### ROWS ###
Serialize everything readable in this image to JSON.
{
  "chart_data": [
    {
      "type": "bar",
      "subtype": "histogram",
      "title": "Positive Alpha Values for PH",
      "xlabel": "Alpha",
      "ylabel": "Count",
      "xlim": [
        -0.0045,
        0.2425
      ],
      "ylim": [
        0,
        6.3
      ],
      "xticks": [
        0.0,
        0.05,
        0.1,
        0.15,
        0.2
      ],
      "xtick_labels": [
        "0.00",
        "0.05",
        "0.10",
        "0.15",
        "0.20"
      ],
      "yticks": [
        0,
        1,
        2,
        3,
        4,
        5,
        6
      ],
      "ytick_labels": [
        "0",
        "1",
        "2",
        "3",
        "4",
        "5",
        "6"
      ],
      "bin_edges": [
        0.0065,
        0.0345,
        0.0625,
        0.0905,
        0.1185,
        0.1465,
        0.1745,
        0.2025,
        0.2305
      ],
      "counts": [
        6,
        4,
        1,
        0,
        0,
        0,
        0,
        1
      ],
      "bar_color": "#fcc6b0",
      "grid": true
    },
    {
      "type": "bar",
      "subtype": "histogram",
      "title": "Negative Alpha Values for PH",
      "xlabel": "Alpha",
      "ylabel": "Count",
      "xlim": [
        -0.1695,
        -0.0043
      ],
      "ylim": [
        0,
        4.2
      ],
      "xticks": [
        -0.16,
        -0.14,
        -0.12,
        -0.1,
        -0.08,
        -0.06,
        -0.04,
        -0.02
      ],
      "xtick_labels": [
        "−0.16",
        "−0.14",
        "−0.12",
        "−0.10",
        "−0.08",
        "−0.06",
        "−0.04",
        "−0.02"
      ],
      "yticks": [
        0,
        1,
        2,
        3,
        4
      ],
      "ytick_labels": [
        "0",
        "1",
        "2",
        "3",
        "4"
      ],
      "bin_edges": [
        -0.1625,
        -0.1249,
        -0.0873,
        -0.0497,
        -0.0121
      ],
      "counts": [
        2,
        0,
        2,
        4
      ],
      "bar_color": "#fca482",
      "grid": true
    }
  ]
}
###
▶ DESCRIPTION OF THE TASK: Tell how many lines above contain the word "title". Give the number alone.

▶ TASK RESULT: 2